═══ Quoted text

I’m fascinated by the Taj-MaTitty and I don’t quite know why…

The Taj-MaTitty is what I call one of our local “adult establishments” that I drive by every time I go to Costco.  It’s a big pink and white building on one of the busiest streets in town and looks like one would assume a titty bar would look if it had been designed by Saddam Hussein.  I’m sure they don’t have French Provincial furniture inside, but then, I may be wrong.  I’ve never been inside and probably never will….

I don’t really even know the current name of the place.   At various times, it seems to have been called Tiffani’s Club Cabaret, Christi’s Club Cabaret and Mandi’s Club Cabaret.  The only consistency seems to be the trailer park “i’s” and Cabaret, but I somehow don’t think it’s either a piano bar or a place Liza would hang out.

And I don’t know why it fascinates me.  I mean, I’m gay.  It’s not like I’m a Breast Man.  I mean, I wasn’t even breast-fed as a baby as my mother considered that too inconvenient and an unnecessary invasion of personal  space.  I’m the last person to understand the attraction of the tits part of tits and ass.

══════
═══ Material

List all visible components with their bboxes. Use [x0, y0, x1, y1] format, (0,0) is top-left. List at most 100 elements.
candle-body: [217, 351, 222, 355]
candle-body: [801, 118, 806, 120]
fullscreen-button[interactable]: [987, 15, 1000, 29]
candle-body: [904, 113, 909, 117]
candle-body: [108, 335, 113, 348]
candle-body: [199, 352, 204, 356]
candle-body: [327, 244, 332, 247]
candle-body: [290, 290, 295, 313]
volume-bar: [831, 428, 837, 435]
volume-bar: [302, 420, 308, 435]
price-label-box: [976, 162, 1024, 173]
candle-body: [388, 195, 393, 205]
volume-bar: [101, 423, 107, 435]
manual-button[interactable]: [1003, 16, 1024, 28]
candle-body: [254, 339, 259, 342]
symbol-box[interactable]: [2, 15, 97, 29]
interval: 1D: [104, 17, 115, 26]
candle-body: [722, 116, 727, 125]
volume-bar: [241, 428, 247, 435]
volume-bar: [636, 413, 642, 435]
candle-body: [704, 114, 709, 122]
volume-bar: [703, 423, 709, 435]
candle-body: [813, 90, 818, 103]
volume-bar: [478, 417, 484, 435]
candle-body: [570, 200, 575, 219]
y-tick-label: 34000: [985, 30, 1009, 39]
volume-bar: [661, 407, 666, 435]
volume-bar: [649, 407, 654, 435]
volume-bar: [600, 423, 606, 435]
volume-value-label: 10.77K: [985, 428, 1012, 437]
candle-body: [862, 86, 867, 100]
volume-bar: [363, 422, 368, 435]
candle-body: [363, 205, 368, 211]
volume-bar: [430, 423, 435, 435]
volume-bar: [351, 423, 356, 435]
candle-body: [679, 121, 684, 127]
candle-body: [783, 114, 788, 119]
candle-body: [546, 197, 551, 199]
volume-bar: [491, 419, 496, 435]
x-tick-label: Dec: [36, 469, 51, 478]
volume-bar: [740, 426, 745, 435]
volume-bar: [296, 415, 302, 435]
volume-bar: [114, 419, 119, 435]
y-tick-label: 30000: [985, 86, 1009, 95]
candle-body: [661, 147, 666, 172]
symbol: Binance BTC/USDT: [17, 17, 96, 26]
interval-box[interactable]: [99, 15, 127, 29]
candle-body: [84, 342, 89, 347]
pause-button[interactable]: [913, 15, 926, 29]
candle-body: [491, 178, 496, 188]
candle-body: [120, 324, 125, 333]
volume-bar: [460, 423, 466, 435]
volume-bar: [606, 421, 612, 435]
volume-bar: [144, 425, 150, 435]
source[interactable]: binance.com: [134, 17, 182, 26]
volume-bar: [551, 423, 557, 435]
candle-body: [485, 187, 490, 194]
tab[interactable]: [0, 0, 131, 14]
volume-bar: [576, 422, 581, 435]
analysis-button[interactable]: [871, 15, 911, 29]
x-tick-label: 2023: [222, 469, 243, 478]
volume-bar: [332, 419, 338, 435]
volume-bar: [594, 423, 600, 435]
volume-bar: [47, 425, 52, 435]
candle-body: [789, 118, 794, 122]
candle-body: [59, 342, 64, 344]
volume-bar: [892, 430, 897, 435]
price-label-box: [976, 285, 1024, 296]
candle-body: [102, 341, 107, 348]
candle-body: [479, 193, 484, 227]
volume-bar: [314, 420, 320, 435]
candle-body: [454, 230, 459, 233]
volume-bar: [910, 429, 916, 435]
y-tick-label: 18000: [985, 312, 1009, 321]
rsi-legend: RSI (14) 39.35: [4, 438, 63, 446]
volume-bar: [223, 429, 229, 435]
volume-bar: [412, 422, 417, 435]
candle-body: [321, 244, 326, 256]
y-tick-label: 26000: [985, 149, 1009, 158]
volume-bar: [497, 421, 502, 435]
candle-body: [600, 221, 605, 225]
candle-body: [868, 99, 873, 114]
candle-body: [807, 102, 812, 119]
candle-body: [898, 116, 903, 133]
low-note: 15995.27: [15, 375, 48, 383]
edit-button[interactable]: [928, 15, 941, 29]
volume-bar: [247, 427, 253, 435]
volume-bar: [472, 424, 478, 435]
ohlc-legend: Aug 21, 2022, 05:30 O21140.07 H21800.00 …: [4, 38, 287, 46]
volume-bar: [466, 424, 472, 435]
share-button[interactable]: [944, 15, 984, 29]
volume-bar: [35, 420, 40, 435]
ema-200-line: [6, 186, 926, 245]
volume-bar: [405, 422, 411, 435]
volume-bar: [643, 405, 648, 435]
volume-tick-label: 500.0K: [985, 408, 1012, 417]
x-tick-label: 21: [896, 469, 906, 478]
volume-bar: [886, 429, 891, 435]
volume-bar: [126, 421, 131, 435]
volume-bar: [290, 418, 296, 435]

══════

For each statement below, say yes or no depending on whether it agrees with the post about the Taj-MaTitty, and quote the words from the post that decide it. (a) The writer has been inside the building. (b) The building is pink and white. (c) The writer was breast-fed as a baby.

(a) No: "I’ve never been inside and probably never will"
(b) Yes: "It’s a big pink and white building on one of the busiest streets in town"
(c) No: "I wasn’t even breast-fed as a baby"